### WHAT THIS TASK INVOLVES
Wherever "пособие" appears in a line, copy that line.

### RECORDS PROVIDED
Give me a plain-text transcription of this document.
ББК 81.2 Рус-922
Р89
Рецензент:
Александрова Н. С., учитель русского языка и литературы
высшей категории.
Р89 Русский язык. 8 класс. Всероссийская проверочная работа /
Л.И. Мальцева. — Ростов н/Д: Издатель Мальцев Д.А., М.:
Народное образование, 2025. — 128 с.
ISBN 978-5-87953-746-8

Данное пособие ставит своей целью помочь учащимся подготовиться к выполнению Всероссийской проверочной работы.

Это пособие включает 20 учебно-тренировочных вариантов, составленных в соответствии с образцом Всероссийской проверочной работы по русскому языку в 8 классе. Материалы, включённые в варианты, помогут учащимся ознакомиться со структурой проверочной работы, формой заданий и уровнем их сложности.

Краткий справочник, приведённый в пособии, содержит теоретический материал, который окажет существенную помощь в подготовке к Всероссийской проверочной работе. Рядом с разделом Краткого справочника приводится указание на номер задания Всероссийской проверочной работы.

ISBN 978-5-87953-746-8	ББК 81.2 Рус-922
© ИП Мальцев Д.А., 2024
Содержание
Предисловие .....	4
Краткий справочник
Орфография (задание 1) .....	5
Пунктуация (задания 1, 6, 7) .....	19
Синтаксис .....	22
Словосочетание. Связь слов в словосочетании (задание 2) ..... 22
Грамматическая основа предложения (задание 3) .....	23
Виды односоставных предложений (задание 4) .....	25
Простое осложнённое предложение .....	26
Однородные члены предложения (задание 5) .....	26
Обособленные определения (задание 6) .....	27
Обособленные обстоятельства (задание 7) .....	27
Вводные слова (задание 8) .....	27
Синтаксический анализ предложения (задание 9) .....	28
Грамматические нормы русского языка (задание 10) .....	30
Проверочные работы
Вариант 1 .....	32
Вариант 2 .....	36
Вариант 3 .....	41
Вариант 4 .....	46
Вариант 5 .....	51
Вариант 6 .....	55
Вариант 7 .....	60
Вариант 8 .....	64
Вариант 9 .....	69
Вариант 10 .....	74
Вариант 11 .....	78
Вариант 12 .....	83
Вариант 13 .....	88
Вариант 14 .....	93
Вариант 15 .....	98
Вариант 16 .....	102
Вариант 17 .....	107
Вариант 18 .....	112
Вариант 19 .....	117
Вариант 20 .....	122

### ANSWER IN FULL
Данное пособие ставит своей целью помочь учащимся подготовиться к выполнению Всероссийской проверочной работы.
Это пособие включает 20 учебно-тренировочных вариантов, составленных в соответствии с образцом Всероссийской проверочной работы по русскому языку в 8 классе. Материалы, включённые в варианты, помогут учащимся ознакомиться со структурой проверочной работы, формой заданий и уровнем их сложности.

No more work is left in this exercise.